# What is expected
Do not copy the pictures; transcribe all other material exactly.
──────
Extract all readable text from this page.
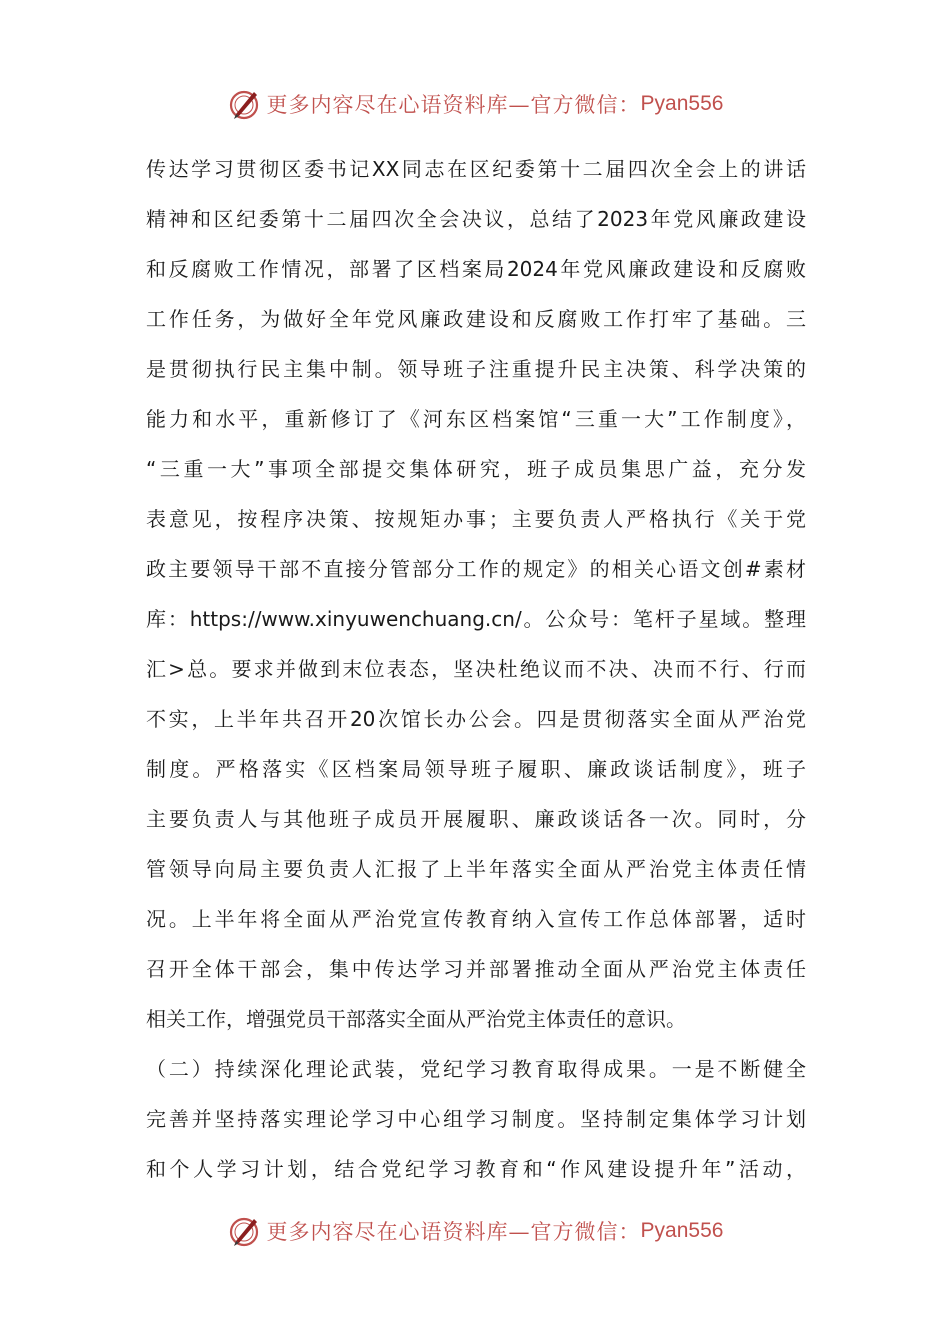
更多内容尽在心语资料库—官方微信： Pyan556
传达学习贯彻区委书记XX同志在区纪委第十二届四次全会上的讲话
精神和区纪委第十二届四次全会决议，总结了2023年党风廉政建设
和反腐败工作情况，部署了区档案局2024年党风廉政建设和反腐败
工作任务，为做好全年党风廉政建设和反腐败工作打牢了基础。三
是贯彻执行民主集中制。领导班子注重提升民主决策、科学决策的
能力和水平，重新修订了《河东区档案馆“三重一大”工作制度》，
“三重一大”事项全部提交集体研究，班子成员集思广益，充分发
表意见，按程序决策、按规矩办事；主要负责人严格执行《关于党
政主要领导干部不直接分管部分工作的规定》的相关心语文创#素材
库：https://www.xinyuwenchuang.cn/。公众号：笔杆子星域。整理
汇>总。要求并做到末位表态，坚决杜绝议而不决、决而不行、行而
不实，上半年共召开20次馆长办公会。四是贯彻落实全面从严治党
制度。严格落实《区档案局领导班子履职、廉政谈话制度》，班子
主要负责人与其他班子成员开展履职、廉政谈话各一次。同时，分
管领导向局主要负责人汇报了上半年落实全面从严治党主体责任情
况。上半年将全面从严治党宣传教育纳入宣传工作总体部署，适时
召开全体干部会，集中传达学习并部署推动全面从严治党主体责任
相关工作，增强党员干部落实全面从严治党主体责任的意识。
（二）持续深化理论武装，党纪学习教育取得成果。一是不断健全
完善并坚持落实理论学习中心组学习制度。坚持制定集体学习计划
和个人学习计划，结合党纪学习教育和“作风建设提升年”活动，
更多内容尽在心语资料库—官方微信： Pyan556
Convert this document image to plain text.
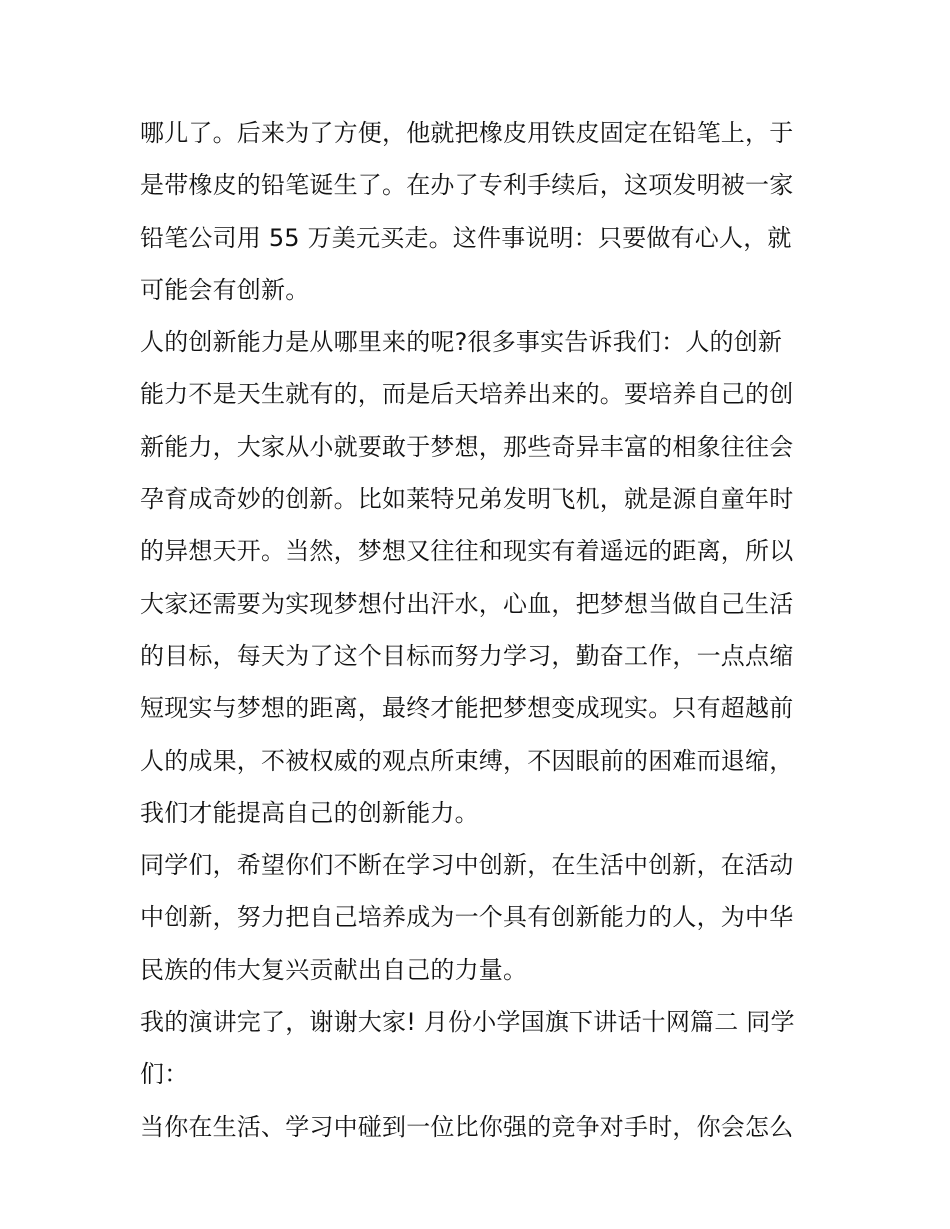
哪儿了。后来为了方便，他就把橡皮用铁皮固定在铅笔上，于
是带橡皮的铅笔诞生了。在办了专利手续后，这项发明被一家
铅笔公司用 55 万美元买走。这件事说明：只要做有心人，就
可能会有创新。
人的创新能力是从哪里来的呢?很多事实告诉我们：人的创新
能力不是天生就有的，而是后天培养出来的。要培养自己的创
新能力，大家从小就要敢于梦想，那些奇异丰富的相象往往会
孕育成奇妙的创新。比如莱特兄弟发明飞机，就是源自童年时
的异想天开。当然，梦想又往往和现实有着遥远的距离，所以
大家还需要为实现梦想付出汗水，心血，把梦想当做自己生活
的目标，每天为了这个目标而努力学习，勤奋工作，一点点缩
短现实与梦想的距离，最终才能把梦想变成现实。只有超越前
人的成果，不被权威的观点所束缚，不因眼前的困难而退缩，
我们才能提高自己的创新能力。
同学们，希望你们不断在学习中创新，在生活中创新，在活动
中创新，努力把自己培养成为一个具有创新能力的人，为中华
民族的伟大复兴贡献出自己的力量。
我的演讲完了，谢谢大家! 月份小学国旗下讲话十网篇二 同学
们：
当你在生活、学习中碰到一位比你强的竞争对手时，你会怎么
──────
# Result for this exercise
Extract all readable text from this page.
更多内容尽在心语资料库—官方微信： Pyan556
传达学习贯彻区委书记XX同志在区纪委第十二届四次全会上的讲话
精神和区纪委第十二届四次全会决议，总结了2023年党风廉政建设
和反腐败工作情况，部署了区档案局2024年党风廉政建设和反腐败
工作任务，为做好全年党风廉政建设和反腐败工作打牢了基础。三
是贯彻执行民主集中制。领导班子注重提升民主决策、科学决策的
能力和水平，重新修订了《河东区档案馆“三重一大”工作制度》，
“三重一大”事项全部提交集体研究，班子成员集思广益，充分发
表意见，按程序决策、按规矩办事；主要负责人严格执行《关于党
政主要领导干部不直接分管部分工作的规定》的相关心语文创#素材
库：https://www.xinyuwenchuang.cn/。公众号：笔杆子星域。整理
汇>总。要求并做到末位表态，坚决杜绝议而不决、决而不行、行而
不实，上半年共召开20次馆长办公会。四是贯彻落实全面从严治党
制度。严格落实《区档案局领导班子履职、廉政谈话制度》，班子
主要负责人与其他班子成员开展履职、廉政谈话各一次。同时，分
管领导向局主要负责人汇报了上半年落实全面从严治党主体责任情
况。上半年将全面从严治党宣传教育纳入宣传工作总体部署，适时
召开全体干部会，集中传达学习并部署推动全面从严治党主体责任
相关工作，增强党员干部落实全面从严治党主体责任的意识。
（二）持续深化理论武装，党纪学习教育取得成果。一是不断健全
完善并坚持落实理论学习中心组学习制度。坚持制定集体学习计划
和个人学习计划，结合党纪学习教育和“作风建设提升年”活动，
更多内容尽在心语资料库—官方微信： Pyan556
Convert this document image to plain text.
哪儿了。后来为了方便，他就把橡皮用铁皮固定在铅笔上，于
是带橡皮的铅笔诞生了。在办了专利手续后，这项发明被一家
铅笔公司用 55 万美元买走。这件事说明：只要做有心人，就
可能会有创新。
人的创新能力是从哪里来的呢?很多事实告诉我们：人的创新
能力不是天生就有的，而是后天培养出来的。要培养自己的创
新能力，大家从小就要敢于梦想，那些奇异丰富的相象往往会
孕育成奇妙的创新。比如莱特兄弟发明飞机，就是源自童年时
的异想天开。当然，梦想又往往和现实有着遥远的距离，所以
大家还需要为实现梦想付出汗水，心血，把梦想当做自己生活
的目标，每天为了这个目标而努力学习，勤奋工作，一点点缩
短现实与梦想的距离，最终才能把梦想变成现实。只有超越前
人的成果，不被权威的观点所束缚，不因眼前的困难而退缩，
我们才能提高自己的创新能力。
同学们，希望你们不断在学习中创新，在生活中创新，在活动
中创新，努力把自己培养成为一个具有创新能力的人，为中华
民族的伟大复兴贡献出自己的力量。
我的演讲完了，谢谢大家! 月份小学国旗下讲话十网篇二 同学
们：
当你在生活、学习中碰到一位比你强的竞争对手时，你会怎么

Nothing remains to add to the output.